*Task to complete:* Find the string "Used" in the records. Copy every line it appears in.

*Provided records:*

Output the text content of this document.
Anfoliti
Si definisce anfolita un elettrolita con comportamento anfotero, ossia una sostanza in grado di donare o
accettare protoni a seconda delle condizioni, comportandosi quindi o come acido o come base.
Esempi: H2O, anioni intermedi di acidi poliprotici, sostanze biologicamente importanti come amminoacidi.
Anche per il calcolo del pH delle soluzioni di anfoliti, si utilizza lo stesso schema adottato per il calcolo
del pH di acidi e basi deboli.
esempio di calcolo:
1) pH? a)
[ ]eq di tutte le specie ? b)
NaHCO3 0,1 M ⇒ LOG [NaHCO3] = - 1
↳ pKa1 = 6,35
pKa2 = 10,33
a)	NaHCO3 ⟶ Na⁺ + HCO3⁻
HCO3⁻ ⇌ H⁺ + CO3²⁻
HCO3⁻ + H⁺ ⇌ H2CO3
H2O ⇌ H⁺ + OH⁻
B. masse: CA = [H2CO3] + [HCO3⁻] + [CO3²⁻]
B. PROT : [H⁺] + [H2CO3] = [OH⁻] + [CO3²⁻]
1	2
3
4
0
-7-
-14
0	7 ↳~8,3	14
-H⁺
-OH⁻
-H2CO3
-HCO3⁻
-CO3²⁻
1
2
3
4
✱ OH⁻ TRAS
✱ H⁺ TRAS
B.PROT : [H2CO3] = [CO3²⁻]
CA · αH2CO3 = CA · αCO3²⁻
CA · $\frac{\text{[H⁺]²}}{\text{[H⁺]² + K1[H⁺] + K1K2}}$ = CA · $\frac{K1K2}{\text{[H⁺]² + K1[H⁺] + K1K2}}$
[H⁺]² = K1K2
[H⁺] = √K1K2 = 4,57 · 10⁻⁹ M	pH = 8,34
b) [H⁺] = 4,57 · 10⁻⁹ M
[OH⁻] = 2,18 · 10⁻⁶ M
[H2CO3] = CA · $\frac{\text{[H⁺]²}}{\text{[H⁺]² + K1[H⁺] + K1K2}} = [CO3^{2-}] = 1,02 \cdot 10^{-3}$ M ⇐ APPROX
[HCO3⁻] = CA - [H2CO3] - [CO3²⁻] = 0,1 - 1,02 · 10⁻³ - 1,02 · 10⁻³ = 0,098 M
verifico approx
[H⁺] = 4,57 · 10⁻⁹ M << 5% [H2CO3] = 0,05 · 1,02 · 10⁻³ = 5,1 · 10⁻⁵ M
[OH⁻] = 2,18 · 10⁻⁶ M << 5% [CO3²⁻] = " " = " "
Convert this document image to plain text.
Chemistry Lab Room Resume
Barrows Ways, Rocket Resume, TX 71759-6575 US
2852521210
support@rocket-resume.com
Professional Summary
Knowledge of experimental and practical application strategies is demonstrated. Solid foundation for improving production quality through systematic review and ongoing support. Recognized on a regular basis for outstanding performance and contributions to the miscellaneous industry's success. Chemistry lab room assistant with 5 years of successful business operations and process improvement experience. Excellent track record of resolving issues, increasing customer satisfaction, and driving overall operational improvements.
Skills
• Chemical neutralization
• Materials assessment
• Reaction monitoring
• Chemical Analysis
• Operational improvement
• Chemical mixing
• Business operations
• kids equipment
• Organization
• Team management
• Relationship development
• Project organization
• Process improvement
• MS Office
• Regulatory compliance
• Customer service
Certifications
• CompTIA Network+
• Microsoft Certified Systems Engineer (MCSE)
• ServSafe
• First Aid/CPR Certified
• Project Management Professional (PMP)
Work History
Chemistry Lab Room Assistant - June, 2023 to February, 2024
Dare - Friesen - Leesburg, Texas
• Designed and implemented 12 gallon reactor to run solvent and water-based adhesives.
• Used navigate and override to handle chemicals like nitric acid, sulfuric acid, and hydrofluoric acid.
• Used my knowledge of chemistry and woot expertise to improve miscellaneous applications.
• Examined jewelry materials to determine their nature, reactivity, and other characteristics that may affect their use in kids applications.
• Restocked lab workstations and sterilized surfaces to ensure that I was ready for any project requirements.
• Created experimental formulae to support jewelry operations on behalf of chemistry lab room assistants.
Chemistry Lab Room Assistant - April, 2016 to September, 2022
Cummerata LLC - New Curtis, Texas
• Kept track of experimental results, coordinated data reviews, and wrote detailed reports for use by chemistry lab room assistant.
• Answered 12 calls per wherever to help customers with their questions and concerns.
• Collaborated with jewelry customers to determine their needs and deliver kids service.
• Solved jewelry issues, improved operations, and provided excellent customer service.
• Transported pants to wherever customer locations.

*Solution below:*
• Used navigate and override to handle chemicals like nitric acid, sulfuric acid, and hydrofluoric acid.
• Used my knowledge of chemistry and woot expertise to improve miscellaneous applications.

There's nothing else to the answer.